[start TASK INPUTS]
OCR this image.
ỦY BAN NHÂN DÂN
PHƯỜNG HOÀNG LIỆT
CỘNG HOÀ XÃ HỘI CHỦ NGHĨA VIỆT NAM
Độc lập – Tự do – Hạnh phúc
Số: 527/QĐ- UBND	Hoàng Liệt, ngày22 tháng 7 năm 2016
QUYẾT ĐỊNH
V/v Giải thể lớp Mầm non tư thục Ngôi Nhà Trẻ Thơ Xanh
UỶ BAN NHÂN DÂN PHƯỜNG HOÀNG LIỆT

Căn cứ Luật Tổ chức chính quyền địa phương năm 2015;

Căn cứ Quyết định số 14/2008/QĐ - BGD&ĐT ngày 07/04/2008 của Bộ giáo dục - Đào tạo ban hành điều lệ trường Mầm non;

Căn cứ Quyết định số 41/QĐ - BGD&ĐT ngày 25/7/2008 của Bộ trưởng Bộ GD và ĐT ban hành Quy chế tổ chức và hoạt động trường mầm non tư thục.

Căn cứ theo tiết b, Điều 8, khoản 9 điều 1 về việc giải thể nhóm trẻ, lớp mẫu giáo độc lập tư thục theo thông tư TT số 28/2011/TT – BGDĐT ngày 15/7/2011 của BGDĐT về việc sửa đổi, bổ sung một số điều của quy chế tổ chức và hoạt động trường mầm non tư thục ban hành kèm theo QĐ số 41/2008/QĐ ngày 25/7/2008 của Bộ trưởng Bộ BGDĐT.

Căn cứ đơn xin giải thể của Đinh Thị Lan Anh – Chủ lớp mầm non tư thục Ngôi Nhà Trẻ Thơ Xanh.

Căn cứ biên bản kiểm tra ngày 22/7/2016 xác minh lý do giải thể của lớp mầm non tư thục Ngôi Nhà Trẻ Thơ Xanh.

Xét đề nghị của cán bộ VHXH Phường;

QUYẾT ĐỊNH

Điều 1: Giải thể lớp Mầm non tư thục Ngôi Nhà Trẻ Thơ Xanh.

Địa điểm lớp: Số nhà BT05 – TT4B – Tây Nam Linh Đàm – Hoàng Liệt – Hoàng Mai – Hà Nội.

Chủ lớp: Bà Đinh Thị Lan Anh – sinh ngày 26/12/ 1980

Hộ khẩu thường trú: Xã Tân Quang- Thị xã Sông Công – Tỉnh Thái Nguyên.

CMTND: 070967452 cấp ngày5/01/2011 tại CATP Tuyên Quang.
[end TASK INPUTS]
-- TASK INSTRUCTIONS --
Repeat every entry exactly as written above.

-- PROBLEM SOLUTION --
OCR this image.
ỦY BAN NHÂN DÂN
PHƯỜNG HOÀNG LIỆT
CỘNG HOÀ XÃ HỘI CHỦ NGHĨA VIỆT NAM
Độc lập – Tự do – Hạnh phúc
Số: 527/QĐ- UBND	Hoàng Liệt, ngày22 tháng 7 năm 2016
QUYẾT ĐỊNH
V/v Giải thể lớp Mầm non tư thục Ngôi Nhà Trẻ Thơ Xanh
UỶ BAN NHÂN DÂN PHƯỜNG HOÀNG LIỆT

Căn cứ Luật Tổ chức chính quyền địa phương năm 2015;

Căn cứ Quyết định số 14/2008/QĐ - BGD&ĐT ngày 07/04/2008 của Bộ giáo dục - Đào tạo ban hành điều lệ trường Mầm non;

Căn cứ Quyết định số 41/QĐ - BGD&ĐT ngày 25/7/2008 của Bộ trưởng Bộ GD và ĐT ban hành Quy chế tổ chức và hoạt động trường mầm non tư thục.

Căn cứ theo tiết b, Điều 8, khoản 9 điều 1 về việc giải thể nhóm trẻ, lớp mẫu giáo độc lập tư thục theo thông tư TT số 28/2011/TT – BGDĐT ngày 15/7/2011 của BGDĐT về việc sửa đổi, bổ sung một số điều của quy chế tổ chức và hoạt động trường mầm non tư thục ban hành kèm theo QĐ số 41/2008/QĐ ngày 25/7/2008 của Bộ trưởng Bộ BGDĐT.

Căn cứ đơn xin giải thể của Đinh Thị Lan Anh – Chủ lớp mầm non tư thục Ngôi Nhà Trẻ Thơ Xanh.

Căn cứ biên bản kiểm tra ngày 22/7/2016 xác minh lý do giải thể của lớp mầm non tư thục Ngôi Nhà Trẻ Thơ Xanh.

Xét đề nghị của cán bộ VHXH Phường;

QUYẾT ĐỊNH

Điều 1: Giải thể lớp Mầm non tư thục Ngôi Nhà Trẻ Thơ Xanh.

Địa điểm lớp: Số nhà BT05 – TT4B – Tây Nam Linh Đàm – Hoàng Liệt – Hoàng Mai – Hà Nội.

Chủ lớp: Bà Đinh Thị Lan Anh – sinh ngày 26/12/ 1980

Hộ khẩu thường trú: Xã Tân Quang- Thị xã Sông Công – Tỉnh Thái Nguyên.

CMTND: 070967452 cấp ngày5/01/2011 tại CATP Tuyên Quang.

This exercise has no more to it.